§ Stated problem: Copy out every one of the rows below word for word, in the same order, without adding or omitting anything.

§ Provided data:
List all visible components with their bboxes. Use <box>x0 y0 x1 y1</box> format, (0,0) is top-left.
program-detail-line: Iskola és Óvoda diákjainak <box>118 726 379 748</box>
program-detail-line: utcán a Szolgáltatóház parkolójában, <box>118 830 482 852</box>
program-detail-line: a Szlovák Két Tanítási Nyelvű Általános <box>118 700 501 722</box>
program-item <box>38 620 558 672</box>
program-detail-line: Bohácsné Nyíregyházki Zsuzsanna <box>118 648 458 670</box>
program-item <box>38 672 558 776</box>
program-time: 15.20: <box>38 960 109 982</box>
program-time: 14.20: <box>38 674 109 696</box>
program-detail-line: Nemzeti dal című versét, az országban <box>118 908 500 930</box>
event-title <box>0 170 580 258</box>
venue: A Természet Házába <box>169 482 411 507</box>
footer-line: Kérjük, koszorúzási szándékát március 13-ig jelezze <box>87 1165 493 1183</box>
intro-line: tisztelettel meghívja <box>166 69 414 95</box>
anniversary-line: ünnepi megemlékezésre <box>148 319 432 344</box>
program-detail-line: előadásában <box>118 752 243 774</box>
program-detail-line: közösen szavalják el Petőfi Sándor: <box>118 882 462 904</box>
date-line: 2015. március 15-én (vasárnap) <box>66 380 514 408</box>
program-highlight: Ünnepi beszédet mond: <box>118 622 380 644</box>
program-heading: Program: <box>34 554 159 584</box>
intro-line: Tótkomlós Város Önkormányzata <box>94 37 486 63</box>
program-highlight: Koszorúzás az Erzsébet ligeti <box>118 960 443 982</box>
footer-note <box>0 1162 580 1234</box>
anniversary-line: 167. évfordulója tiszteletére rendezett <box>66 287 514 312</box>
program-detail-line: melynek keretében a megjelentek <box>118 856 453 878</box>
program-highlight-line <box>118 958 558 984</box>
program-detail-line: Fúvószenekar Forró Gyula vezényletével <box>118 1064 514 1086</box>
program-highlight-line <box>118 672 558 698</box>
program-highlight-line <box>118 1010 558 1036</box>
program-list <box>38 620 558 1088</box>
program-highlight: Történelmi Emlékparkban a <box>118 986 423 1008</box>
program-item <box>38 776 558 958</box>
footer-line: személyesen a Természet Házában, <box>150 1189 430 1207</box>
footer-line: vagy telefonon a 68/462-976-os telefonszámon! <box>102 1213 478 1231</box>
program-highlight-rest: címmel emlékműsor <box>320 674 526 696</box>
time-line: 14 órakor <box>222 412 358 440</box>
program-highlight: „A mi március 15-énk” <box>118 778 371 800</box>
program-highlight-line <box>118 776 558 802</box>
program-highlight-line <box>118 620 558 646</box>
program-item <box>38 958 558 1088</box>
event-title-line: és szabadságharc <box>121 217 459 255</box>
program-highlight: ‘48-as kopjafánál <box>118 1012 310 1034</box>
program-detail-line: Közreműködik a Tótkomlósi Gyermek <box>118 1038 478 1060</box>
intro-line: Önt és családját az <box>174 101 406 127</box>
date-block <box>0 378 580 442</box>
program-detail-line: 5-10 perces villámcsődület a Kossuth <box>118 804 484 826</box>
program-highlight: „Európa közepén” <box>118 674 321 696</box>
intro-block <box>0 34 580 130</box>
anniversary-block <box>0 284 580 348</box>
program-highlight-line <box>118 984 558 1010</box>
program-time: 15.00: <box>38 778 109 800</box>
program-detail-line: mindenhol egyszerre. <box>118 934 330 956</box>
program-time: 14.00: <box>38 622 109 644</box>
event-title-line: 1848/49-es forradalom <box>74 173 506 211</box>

§ Response for this exercise:
List all visible components with their bboxes. Use <box>x0 y0 x1 y1</box> format, (0,0) is top-left.
program-detail-line: Iskola és Óvoda diákjainak <box>118 726 379 748</box>
program-detail-line: utcán a Szolgáltatóház parkolójában, <box>118 830 482 852</box>
program-detail-line: a Szlovák Két Tanítási Nyelvű Általános <box>118 700 501 722</box>
program-item <box>38 620 558 672</box>
program-detail-line: Bohácsné Nyíregyházki Zsuzsanna <box>118 648 458 670</box>
program-item <box>38 672 558 776</box>
program-time: 15.20: <box>38 960 109 982</box>
program-time: 14.20: <box>38 674 109 696</box>
program-detail-line: Nemzeti dal című versét, az országban <box>118 908 500 930</box>
event-title <box>0 170 580 258</box>
venue: A Természet Házába <box>169 482 411 507</box>
footer-line: Kérjük, koszorúzási szándékát március 13-ig jelezze <box>87 1165 493 1183</box>
intro-line: tisztelettel meghívja <box>166 69 414 95</box>
anniversary-line: ünnepi megemlékezésre <box>148 319 432 344</box>
program-detail-line: előadásában <box>118 752 243 774</box>
program-detail-line: közösen szavalják el Petőfi Sándor: <box>118 882 462 904</box>
date-line: 2015. március 15-én (vasárnap) <box>66 380 514 408</box>
program-highlight: Ünnepi beszédet mond: <box>118 622 380 644</box>
program-heading: Program: <box>34 554 159 584</box>
intro-line: Tótkomlós Város Önkormányzata <box>94 37 486 63</box>
program-highlight: Koszorúzás az Erzsébet ligeti <box>118 960 443 982</box>
footer-note <box>0 1162 580 1234</box>
anniversary-line: 167. évfordulója tiszteletére rendezett <box>66 287 514 312</box>
program-detail-line: melynek keretében a megjelentek <box>118 856 453 878</box>
program-highlight-line <box>118 958 558 984</box>
program-detail-line: Fúvószenekar Forró Gyula vezényletével <box>118 1064 514 1086</box>
program-highlight-line <box>118 672 558 698</box>
program-highlight-line <box>118 1010 558 1036</box>
program-list <box>38 620 558 1088</box>
program-highlight: Történelmi Emlékparkban a <box>118 986 423 1008</box>
program-item <box>38 776 558 958</box>
footer-line: személyesen a Természet Házában, <box>150 1189 430 1207</box>
footer-line: vagy telefonon a 68/462-976-os telefonszámon! <box>102 1213 478 1231</box>
program-highlight-rest: címmel emlékműsor <box>320 674 526 696</box>
time-line: 14 órakor <box>222 412 358 440</box>
program-highlight: „A mi március 15-énk” <box>118 778 371 800</box>
program-highlight-line <box>118 776 558 802</box>
program-highlight-line <box>118 620 558 646</box>
program-item <box>38 958 558 1088</box>
event-title-line: és szabadságharc <box>121 217 459 255</box>
program-highlight: ‘48-as kopjafánál <box>118 1012 310 1034</box>
program-detail-line: Közreműködik a Tótkomlósi Gyermek <box>118 1038 478 1060</box>
intro-line: Önt és családját az <box>174 101 406 127</box>
date-block <box>0 378 580 442</box>
program-detail-line: 5-10 perces villámcsődület a Kossuth <box>118 804 484 826</box>
program-highlight: „Európa közepén” <box>118 674 321 696</box>
intro-block <box>0 34 580 130</box>
anniversary-block <box>0 284 580 348</box>
program-highlight-line <box>118 984 558 1010</box>
program-time: 15.00: <box>38 778 109 800</box>
program-detail-line: mindenhol egyszerre. <box>118 934 330 956</box>
program-time: 14.00: <box>38 622 109 644</box>
event-title-line: 1848/49-es forradalom <box>74 173 506 211</box>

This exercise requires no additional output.